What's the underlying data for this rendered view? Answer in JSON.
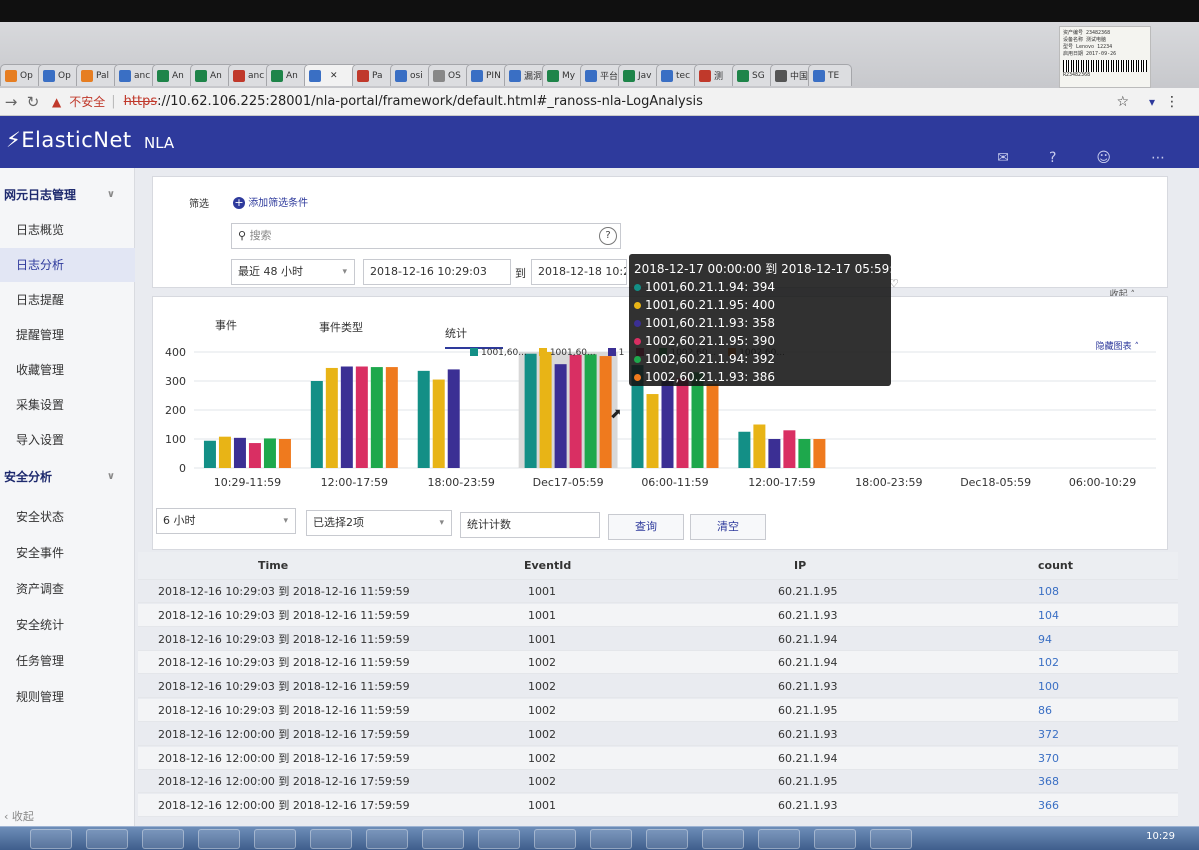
{
  "browser": {
    "tabs": [
      "Op",
      "Op",
      "Pal",
      "anc",
      "An",
      "An",
      "anc",
      "An",
      "",
      "Pa",
      "osi",
      "OS",
      "PIN",
      "漏洞",
      "My",
      "平台",
      "Jav",
      "tec",
      "测",
      "SG",
      "中国",
      "TE"
    ],
    "security_warning": "不安全",
    "url_scheme": "https",
    "url_rest": "://10.62.106.225:28001/nla-portal/framework/default.html#_ranoss-nla-LogAnalysis"
  },
  "sticker": {
    "lines": [
      "资产编号 23482368",
      "设备名称 测试电脑",
      "型号 Lenovo 12234",
      "启用日期 2017-09-26"
    ],
    "id": "R23482368"
  },
  "header": {
    "logo": "ElasticNet",
    "product": "NLA"
  },
  "sidebar": {
    "items": [
      {
        "label": "网元日志管理",
        "type": "group"
      },
      {
        "label": "日志概览",
        "type": "item"
      },
      {
        "label": "日志分析",
        "type": "active"
      },
      {
        "label": "日志提醒",
        "type": "item"
      },
      {
        "label": "提醒管理",
        "type": "item"
      },
      {
        "label": "收藏管理",
        "type": "item"
      },
      {
        "label": "采集设置",
        "type": "item"
      },
      {
        "label": "导入设置",
        "type": "item"
      },
      {
        "label": "安全分析",
        "type": "group"
      },
      {
        "label": "安全状态",
        "type": "item"
      },
      {
        "label": "安全事件",
        "type": "item"
      },
      {
        "label": "资产调查",
        "type": "item"
      },
      {
        "label": "安全统计",
        "type": "item"
      },
      {
        "label": "任务管理",
        "type": "item"
      },
      {
        "label": "规则管理",
        "type": "item"
      }
    ],
    "collapse_label": "收起"
  },
  "filter": {
    "label": "筛选",
    "add_condition": "添加筛选条件",
    "search_placeholder": "搜索",
    "range_select": "最近 48 小时",
    "start_time": "2018-12-16 10:29:03",
    "to": "到",
    "end_time": "2018-12-18 10:29:03",
    "collapse": "收起"
  },
  "analysis": {
    "tabs": [
      "事件",
      "事件类型",
      "统计"
    ],
    "hide_chart": "隐藏图表",
    "interval_select": "6 小时",
    "selected_count": "已选择2项",
    "stat_field": "统计计数",
    "query_button": "查询",
    "clear_button": "清空"
  },
  "chart_data": {
    "type": "bar",
    "categories": [
      "10:29-11:59",
      "12:00-17:59",
      "18:00-23:59",
      "Dec17-05:59",
      "06:00-11:59",
      "12:00-17:59",
      "18:00-23:59",
      "Dec18-05:59",
      "06:00-10:29"
    ],
    "yticks": [
      0,
      100,
      200,
      300,
      400
    ],
    "ylim": [
      0,
      400
    ],
    "series": [
      {
        "name": "1001,60.21.1.94",
        "legend": "1001,60...",
        "color": "#138f86",
        "values": [
          94,
          300,
          335,
          394,
          355,
          125,
          null,
          null,
          null
        ]
      },
      {
        "name": "1001,60.21.1.95",
        "legend": "1001,60...",
        "color": "#e8b416",
        "values": [
          108,
          345,
          305,
          400,
          255,
          150,
          null,
          null,
          null
        ]
      },
      {
        "name": "1001,60.21.1.93",
        "legend": "1",
        "color": "#3b2f94",
        "values": [
          104,
          350,
          340,
          358,
          300,
          100,
          null,
          null,
          null
        ]
      },
      {
        "name": "1002,60.21.1.95",
        "legend": "",
        "color": "#d92f63",
        "values": [
          86,
          350,
          null,
          390,
          310,
          130,
          null,
          null,
          null
        ]
      },
      {
        "name": "1002,60.21.1.94",
        "legend": "1002,60...",
        "color": "#1ea84c",
        "values": [
          102,
          348,
          null,
          392,
          330,
          100,
          null,
          null,
          null
        ]
      },
      {
        "name": "1002,60.21.1.93",
        "legend": "1002,60...",
        "color": "#ef7a1e",
        "values": [
          100,
          348,
          null,
          386,
          290,
          100,
          null,
          null,
          null
        ]
      }
    ]
  },
  "tooltip": {
    "title": "2018-12-17 00:00:00 到 2018-12-17 05:59:59",
    "rows": [
      {
        "text": "1001,60.21.1.94: 394",
        "color": "#138f86"
      },
      {
        "text": "1001,60.21.1.95: 400",
        "color": "#e8b416"
      },
      {
        "text": "1001,60.21.1.93: 358",
        "color": "#3b2f94"
      },
      {
        "text": "1002,60.21.1.95: 390",
        "color": "#d92f63"
      },
      {
        "text": "1002,60.21.1.94: 392",
        "color": "#1ea84c"
      },
      {
        "text": "1002,60.21.1.93: 386",
        "color": "#ef7a1e"
      }
    ]
  },
  "table": {
    "headers": [
      "Time",
      "EventId",
      "IP",
      "count"
    ],
    "rows": [
      [
        "2018-12-16 10:29:03 到 2018-12-16 11:59:59",
        "1001",
        "60.21.1.95",
        "108"
      ],
      [
        "2018-12-16 10:29:03 到 2018-12-16 11:59:59",
        "1001",
        "60.21.1.93",
        "104"
      ],
      [
        "2018-12-16 10:29:03 到 2018-12-16 11:59:59",
        "1001",
        "60.21.1.94",
        "94"
      ],
      [
        "2018-12-16 10:29:03 到 2018-12-16 11:59:59",
        "1002",
        "60.21.1.94",
        "102"
      ],
      [
        "2018-12-16 10:29:03 到 2018-12-16 11:59:59",
        "1002",
        "60.21.1.93",
        "100"
      ],
      [
        "2018-12-16 10:29:03 到 2018-12-16 11:59:59",
        "1002",
        "60.21.1.95",
        "86"
      ],
      [
        "2018-12-16 12:00:00 到 2018-12-16 17:59:59",
        "1002",
        "60.21.1.93",
        "372"
      ],
      [
        "2018-12-16 12:00:00 到 2018-12-16 17:59:59",
        "1002",
        "60.21.1.94",
        "370"
      ],
      [
        "2018-12-16 12:00:00 到 2018-12-16 17:59:59",
        "1002",
        "60.21.1.95",
        "368"
      ],
      [
        "2018-12-16 12:00:00 到 2018-12-16 17:59:59",
        "1001",
        "60.21.1.93",
        "366"
      ]
    ]
  },
  "taskbar": {
    "clock": "10:29"
  }
}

▶ **WHAT THE EXERCISE ASKS**
Leave out the pictures and copy the rest of the material above exactly.

▶ **OUTPUT OF THE EXERCISE**
What's the underlying data for this rendered view? Answer in JSON.
{
  "browser": {
    "tabs": [
      "Op",
      "Op",
      "Pal",
      "anc",
      "An",
      "An",
      "anc",
      "An",
      "",
      "Pa",
      "osi",
      "OS",
      "PIN",
      "漏洞",
      "My",
      "平台",
      "Jav",
      "tec",
      "测",
      "SG",
      "中国",
      "TE"
    ],
    "security_warning": "不安全",
    "url_scheme": "https",
    "url_rest": "://10.62.106.225:28001/nla-portal/framework/default.html#_ranoss-nla-LogAnalysis"
  },
  "sticker": {
    "lines": [
      "资产编号 23482368",
      "设备名称 测试电脑",
      "型号 Lenovo 12234",
      "启用日期 2017-09-26"
    ],
    "id": "R23482368"
  },
  "header": {
    "logo": "ElasticNet",
    "product": "NLA"
  },
  "sidebar": {
    "items": [
      {
        "label": "网元日志管理",
        "type": "group"
      },
      {
        "label": "日志概览",
        "type": "item"
      },
      {
        "label": "日志分析",
        "type": "active"
      },
      {
        "label": "日志提醒",
        "type": "item"
      },
      {
        "label": "提醒管理",
        "type": "item"
      },
      {
        "label": "收藏管理",
        "type": "item"
      },
      {
        "label": "采集设置",
        "type": "item"
      },
      {
        "label": "导入设置",
        "type": "item"
      },
      {
        "label": "安全分析",
        "type": "group"
      },
      {
        "label": "安全状态",
        "type": "item"
      },
      {
        "label": "安全事件",
        "type": "item"
      },
      {
        "label": "资产调查",
        "type": "item"
      },
      {
        "label": "安全统计",
        "type": "item"
      },
      {
        "label": "任务管理",
        "type": "item"
      },
      {
        "label": "规则管理",
        "type": "item"
      }
    ],
    "collapse_label": "收起"
  },
  "filter": {
    "label": "筛选",
    "add_condition": "添加筛选条件",
    "search_placeholder": "搜索",
    "range_select": "最近 48 小时",
    "start_time": "2018-12-16 10:29:03",
    "to": "到",
    "end_time": "2018-12-18 10:29:03",
    "collapse": "收起"
  },
  "analysis": {
    "tabs": [
      "事件",
      "事件类型",
      "统计"
    ],
    "hide_chart": "隐藏图表",
    "interval_select": "6 小时",
    "selected_count": "已选择2项",
    "stat_field": "统计计数",
    "query_button": "查询",
    "clear_button": "清空"
  },
  "chart_data": {
    "type": "bar",
    "categories": [
      "10:29-11:59",
      "12:00-17:59",
      "18:00-23:59",
      "Dec17-05:59",
      "06:00-11:59",
      "12:00-17:59",
      "18:00-23:59",
      "Dec18-05:59",
      "06:00-10:29"
    ],
    "yticks": [
      0,
      100,
      200,
      300,
      400
    ],
    "ylim": [
      0,
      400
    ],
    "series": [
      {
        "name": "1001,60.21.1.94",
        "legend": "1001,60...",
        "color": "#138f86",
        "values": [
          94,
          300,
          335,
          394,
          355,
          125,
          null,
          null,
          null
        ]
      },
      {
        "name": "1001,60.21.1.95",
        "legend": "1001,60...",
        "color": "#e8b416",
        "values": [
          108,
          345,
          305,
          400,
          255,
          150,
          null,
          null,
          null
        ]
      },
      {
        "name": "1001,60.21.1.93",
        "legend": "1",
        "color": "#3b2f94",
        "values": [
          104,
          350,
          340,
          358,
          300,
          100,
          null,
          null,
          null
        ]
      },
      {
        "name": "1002,60.21.1.95",
        "legend": "",
        "color": "#d92f63",
        "values": [
          86,
          350,
          null,
          390,
          310,
          130,
          null,
          null,
          null
        ]
      },
      {
        "name": "1002,60.21.1.94",
        "legend": "1002,60...",
        "color": "#1ea84c",
        "values": [
          102,
          348,
          null,
          392,
          330,
          100,
          null,
          null,
          null
        ]
      },
      {
        "name": "1002,60.21.1.93",
        "legend": "1002,60...",
        "color": "#ef7a1e",
        "values": [
          100,
          348,
          null,
          386,
          290,
          100,
          null,
          null,
          null
        ]
      }
    ]
  },
  "tooltip": {
    "title": "2018-12-17 00:00:00 到 2018-12-17 05:59:59",
    "rows": [
      {
        "text": "1001,60.21.1.94: 394",
        "color": "#138f86"
      },
      {
        "text": "1001,60.21.1.95: 400",
        "color": "#e8b416"
      },
      {
        "text": "1001,60.21.1.93: 358",
        "color": "#3b2f94"
      },
      {
        "text": "1002,60.21.1.95: 390",
        "color": "#d92f63"
      },
      {
        "text": "1002,60.21.1.94: 392",
        "color": "#1ea84c"
      },
      {
        "text": "1002,60.21.1.93: 386",
        "color": "#ef7a1e"
      }
    ]
  },
  "table": {
    "headers": [
      "Time",
      "EventId",
      "IP",
      "count"
    ],
    "rows": [
      [
        "2018-12-16 10:29:03 到 2018-12-16 11:59:59",
        "1001",
        "60.21.1.95",
        "108"
      ],
      [
        "2018-12-16 10:29:03 到 2018-12-16 11:59:59",
        "1001",
        "60.21.1.93",
        "104"
      ],
      [
        "2018-12-16 10:29:03 到 2018-12-16 11:59:59",
        "1001",
        "60.21.1.94",
        "94"
      ],
      [
        "2018-12-16 10:29:03 到 2018-12-16 11:59:59",
        "1002",
        "60.21.1.94",
        "102"
      ],
      [
        "2018-12-16 10:29:03 到 2018-12-16 11:59:59",
        "1002",
        "60.21.1.93",
        "100"
      ],
      [
        "2018-12-16 10:29:03 到 2018-12-16 11:59:59",
        "1002",
        "60.21.1.95",
        "86"
      ],
      [
        "2018-12-16 12:00:00 到 2018-12-16 17:59:59",
        "1002",
        "60.21.1.93",
        "372"
      ],
      [
        "2018-12-16 12:00:00 到 2018-12-16 17:59:59",
        "1002",
        "60.21.1.94",
        "370"
      ],
      [
        "2018-12-16 12:00:00 到 2018-12-16 17:59:59",
        "1002",
        "60.21.1.95",
        "368"
      ],
      [
        "2018-12-16 12:00:00 到 2018-12-16 17:59:59",
        "1001",
        "60.21.1.93",
        "366"
      ]
    ]
  },
  "taskbar": {
    "clock": "10:29"
  }
}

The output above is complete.